━━ TASK MATERIAL

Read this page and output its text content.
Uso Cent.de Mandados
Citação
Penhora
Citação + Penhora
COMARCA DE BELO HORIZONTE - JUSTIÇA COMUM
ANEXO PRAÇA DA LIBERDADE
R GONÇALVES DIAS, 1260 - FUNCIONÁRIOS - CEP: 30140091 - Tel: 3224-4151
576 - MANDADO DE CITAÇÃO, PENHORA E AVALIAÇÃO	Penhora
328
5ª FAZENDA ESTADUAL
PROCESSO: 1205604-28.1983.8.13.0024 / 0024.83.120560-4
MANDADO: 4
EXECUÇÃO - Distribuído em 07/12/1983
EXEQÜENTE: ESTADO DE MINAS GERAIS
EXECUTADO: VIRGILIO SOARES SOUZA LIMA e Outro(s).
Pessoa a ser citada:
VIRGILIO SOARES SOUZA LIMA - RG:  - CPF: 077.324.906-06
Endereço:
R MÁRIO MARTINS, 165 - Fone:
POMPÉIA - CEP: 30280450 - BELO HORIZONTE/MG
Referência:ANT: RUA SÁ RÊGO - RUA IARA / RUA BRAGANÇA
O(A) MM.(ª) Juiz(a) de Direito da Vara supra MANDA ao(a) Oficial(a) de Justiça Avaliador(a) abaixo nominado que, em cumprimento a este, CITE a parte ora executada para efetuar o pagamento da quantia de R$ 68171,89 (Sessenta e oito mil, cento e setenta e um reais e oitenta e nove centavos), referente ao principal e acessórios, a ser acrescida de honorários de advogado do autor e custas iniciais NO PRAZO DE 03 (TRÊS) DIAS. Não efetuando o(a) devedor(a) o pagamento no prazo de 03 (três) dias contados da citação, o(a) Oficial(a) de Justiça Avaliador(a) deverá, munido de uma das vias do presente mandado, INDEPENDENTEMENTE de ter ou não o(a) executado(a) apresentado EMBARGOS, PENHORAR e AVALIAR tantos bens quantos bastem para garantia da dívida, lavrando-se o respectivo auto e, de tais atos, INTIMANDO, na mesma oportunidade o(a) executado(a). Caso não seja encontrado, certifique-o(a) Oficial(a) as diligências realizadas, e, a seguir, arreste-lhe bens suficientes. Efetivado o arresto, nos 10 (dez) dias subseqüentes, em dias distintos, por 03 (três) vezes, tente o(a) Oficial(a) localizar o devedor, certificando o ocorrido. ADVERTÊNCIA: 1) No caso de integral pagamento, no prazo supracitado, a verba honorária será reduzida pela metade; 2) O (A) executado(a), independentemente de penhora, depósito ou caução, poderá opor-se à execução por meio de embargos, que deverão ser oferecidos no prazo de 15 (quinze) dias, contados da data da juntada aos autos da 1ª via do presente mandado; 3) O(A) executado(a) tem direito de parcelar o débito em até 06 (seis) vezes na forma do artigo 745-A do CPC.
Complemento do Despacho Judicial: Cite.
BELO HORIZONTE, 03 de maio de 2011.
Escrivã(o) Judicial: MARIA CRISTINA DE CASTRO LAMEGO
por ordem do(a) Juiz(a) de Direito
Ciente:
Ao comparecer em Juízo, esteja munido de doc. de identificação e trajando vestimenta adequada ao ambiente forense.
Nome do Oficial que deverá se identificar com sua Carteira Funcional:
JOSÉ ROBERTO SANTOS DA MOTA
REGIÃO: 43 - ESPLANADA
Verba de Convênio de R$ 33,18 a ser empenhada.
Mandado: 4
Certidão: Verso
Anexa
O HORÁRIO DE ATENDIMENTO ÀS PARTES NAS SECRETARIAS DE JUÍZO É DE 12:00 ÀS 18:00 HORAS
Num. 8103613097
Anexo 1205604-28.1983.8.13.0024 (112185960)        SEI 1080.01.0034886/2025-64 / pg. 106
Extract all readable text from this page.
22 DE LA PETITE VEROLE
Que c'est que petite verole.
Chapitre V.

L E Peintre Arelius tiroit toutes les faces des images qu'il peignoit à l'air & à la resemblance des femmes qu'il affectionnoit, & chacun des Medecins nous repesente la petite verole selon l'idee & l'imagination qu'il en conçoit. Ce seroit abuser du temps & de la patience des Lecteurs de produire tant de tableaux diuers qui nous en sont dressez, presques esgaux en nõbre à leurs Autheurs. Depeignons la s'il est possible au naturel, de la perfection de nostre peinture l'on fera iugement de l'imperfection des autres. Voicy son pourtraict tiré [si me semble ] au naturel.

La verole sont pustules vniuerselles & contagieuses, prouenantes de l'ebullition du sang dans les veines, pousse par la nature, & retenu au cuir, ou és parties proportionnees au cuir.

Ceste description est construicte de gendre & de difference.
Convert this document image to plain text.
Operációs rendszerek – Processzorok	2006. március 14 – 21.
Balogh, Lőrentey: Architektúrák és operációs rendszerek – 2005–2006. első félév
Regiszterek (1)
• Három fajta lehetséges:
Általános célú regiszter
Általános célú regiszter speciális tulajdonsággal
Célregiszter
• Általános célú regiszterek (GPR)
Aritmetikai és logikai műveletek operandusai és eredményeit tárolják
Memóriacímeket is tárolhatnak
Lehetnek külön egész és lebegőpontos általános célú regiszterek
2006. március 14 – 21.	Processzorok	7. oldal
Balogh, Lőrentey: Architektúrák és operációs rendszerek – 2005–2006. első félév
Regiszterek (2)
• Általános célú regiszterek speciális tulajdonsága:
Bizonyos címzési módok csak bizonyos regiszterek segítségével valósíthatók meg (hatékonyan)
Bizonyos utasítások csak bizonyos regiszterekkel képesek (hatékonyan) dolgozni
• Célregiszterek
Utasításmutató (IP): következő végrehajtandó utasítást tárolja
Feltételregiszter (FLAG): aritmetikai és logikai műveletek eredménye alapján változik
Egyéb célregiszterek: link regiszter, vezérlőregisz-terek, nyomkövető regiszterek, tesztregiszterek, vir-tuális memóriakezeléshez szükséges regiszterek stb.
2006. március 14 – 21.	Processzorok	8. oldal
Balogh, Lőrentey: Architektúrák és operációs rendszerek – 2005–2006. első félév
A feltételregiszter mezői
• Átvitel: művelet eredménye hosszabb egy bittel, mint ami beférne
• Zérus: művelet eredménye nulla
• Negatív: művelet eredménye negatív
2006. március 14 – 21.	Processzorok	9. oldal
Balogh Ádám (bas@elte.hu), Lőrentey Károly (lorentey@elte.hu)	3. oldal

━━━━

State the count of lines that contain the string "text". Nothing else is needed.

3